### WHAT THE EXERCISE ASKS:
From the records below, pull each line that has "name".

**** RECORDED INFORMATION ****

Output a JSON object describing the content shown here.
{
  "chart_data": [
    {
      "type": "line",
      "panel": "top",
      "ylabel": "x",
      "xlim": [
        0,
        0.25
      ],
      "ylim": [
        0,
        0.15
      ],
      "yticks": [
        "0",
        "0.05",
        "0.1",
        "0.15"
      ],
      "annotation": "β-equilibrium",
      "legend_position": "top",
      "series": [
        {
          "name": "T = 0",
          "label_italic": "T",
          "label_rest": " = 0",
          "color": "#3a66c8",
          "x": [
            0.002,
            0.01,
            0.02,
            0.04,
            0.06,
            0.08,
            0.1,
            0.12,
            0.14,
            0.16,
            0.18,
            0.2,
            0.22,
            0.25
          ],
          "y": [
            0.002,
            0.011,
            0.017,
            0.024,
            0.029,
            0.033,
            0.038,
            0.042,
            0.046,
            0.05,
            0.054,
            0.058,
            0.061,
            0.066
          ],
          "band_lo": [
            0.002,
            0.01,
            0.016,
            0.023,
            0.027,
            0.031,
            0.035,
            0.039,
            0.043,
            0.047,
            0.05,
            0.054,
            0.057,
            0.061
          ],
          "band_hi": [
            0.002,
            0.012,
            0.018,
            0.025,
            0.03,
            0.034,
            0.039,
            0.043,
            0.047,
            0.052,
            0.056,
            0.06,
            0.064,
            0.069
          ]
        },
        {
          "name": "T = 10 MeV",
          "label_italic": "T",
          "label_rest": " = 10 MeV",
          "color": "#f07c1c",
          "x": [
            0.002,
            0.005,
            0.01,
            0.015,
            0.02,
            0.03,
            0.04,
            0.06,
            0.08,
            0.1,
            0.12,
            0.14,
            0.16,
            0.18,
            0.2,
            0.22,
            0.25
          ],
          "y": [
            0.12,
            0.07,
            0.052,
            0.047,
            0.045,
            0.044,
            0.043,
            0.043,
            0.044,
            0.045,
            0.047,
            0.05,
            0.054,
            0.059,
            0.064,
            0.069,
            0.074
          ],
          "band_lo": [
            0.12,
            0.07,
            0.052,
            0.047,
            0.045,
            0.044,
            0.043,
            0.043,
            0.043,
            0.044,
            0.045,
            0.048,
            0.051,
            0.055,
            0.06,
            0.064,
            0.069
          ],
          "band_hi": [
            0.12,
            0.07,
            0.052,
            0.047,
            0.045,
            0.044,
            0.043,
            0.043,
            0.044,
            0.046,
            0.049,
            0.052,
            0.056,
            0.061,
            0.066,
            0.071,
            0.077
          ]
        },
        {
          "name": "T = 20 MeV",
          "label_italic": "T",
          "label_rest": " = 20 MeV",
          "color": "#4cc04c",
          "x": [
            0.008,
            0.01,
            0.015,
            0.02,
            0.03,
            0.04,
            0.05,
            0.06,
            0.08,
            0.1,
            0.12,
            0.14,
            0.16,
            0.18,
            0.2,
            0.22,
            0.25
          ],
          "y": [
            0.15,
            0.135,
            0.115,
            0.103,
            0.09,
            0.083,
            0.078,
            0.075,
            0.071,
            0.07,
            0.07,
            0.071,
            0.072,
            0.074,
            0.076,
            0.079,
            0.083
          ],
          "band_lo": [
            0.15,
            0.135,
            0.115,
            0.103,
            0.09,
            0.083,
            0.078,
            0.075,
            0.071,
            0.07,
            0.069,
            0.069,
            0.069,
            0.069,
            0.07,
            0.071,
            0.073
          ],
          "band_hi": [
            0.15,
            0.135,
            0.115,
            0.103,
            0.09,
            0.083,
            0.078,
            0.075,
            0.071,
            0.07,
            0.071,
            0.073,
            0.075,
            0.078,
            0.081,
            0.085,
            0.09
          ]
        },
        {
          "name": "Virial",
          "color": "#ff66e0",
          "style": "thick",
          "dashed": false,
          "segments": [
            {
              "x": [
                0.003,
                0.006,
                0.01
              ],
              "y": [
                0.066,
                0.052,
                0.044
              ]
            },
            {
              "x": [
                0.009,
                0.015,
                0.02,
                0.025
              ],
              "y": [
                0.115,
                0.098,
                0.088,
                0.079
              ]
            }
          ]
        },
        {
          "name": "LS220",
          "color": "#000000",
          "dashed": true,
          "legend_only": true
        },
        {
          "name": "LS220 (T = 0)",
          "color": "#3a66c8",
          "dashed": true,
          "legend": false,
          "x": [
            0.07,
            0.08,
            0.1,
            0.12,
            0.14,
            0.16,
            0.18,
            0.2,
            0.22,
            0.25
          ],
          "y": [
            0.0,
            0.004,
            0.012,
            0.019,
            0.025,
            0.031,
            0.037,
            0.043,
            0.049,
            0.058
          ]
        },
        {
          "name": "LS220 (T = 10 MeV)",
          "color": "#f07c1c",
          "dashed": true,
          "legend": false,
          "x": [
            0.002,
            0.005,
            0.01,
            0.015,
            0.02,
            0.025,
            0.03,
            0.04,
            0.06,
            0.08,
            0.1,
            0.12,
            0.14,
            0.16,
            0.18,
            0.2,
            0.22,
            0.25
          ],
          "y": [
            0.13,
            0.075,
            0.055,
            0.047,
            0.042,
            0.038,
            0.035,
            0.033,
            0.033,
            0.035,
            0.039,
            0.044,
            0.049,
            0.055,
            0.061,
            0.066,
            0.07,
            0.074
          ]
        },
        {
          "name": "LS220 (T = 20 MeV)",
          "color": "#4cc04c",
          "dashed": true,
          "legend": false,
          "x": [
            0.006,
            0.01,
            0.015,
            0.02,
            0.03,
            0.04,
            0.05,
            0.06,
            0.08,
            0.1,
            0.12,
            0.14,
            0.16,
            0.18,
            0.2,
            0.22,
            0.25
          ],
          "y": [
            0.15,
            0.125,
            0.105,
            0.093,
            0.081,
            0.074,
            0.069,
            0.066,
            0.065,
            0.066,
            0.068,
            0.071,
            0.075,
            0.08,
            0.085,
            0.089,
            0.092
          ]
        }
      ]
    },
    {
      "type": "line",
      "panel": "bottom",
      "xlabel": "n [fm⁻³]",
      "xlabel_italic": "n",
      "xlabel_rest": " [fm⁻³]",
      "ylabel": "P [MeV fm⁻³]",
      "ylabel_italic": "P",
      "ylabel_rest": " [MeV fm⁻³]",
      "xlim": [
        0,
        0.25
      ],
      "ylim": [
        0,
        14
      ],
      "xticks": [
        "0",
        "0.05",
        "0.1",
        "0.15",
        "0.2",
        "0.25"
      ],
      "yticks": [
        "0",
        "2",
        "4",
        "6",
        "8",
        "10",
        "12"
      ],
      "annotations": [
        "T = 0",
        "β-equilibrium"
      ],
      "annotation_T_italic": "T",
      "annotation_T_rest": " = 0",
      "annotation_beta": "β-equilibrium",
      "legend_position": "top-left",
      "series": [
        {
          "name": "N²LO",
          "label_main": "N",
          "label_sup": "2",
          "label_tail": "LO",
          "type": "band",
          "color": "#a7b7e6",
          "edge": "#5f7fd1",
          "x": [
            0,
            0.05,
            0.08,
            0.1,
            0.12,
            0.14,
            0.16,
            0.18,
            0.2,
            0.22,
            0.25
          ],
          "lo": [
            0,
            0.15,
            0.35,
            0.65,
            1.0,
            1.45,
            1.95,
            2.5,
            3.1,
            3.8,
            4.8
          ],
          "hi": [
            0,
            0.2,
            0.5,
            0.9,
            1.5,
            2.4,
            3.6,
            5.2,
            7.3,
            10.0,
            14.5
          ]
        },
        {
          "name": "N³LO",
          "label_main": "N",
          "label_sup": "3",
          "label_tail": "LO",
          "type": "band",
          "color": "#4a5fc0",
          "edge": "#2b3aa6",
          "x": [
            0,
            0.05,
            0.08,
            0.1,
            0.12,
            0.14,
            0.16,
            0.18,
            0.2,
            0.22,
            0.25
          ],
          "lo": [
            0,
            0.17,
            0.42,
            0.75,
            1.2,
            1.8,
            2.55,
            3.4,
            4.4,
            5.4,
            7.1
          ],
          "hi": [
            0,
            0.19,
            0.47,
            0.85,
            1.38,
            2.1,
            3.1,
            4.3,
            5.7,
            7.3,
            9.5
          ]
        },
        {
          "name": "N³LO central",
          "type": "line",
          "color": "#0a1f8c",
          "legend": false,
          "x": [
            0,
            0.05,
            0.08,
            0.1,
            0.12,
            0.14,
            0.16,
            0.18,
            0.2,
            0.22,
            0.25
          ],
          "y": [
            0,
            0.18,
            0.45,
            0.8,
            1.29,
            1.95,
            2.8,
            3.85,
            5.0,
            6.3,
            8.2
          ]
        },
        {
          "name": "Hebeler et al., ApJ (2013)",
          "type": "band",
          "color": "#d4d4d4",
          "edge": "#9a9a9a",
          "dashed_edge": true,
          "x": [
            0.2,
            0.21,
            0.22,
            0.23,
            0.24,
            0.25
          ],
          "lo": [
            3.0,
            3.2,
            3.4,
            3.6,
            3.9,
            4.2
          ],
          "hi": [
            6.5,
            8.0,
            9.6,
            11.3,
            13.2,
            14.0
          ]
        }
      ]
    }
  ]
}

****

### ANSWER TO THIS EXERCISE:
          "name": "T = 0",
          "name": "T = 10 MeV",
          "name": "T = 20 MeV",
          "name": "Virial",
          "name": "LS220",
          "name": "LS220 (T = 0)",
          "name": "LS220 (T = 10 MeV)",
          "name": "LS220 (T = 20 MeV)",
          "name": "N²LO",
          "name": "N³LO",
          "name": "N³LO central",
          "name": "Hebeler et al., ApJ (2013)",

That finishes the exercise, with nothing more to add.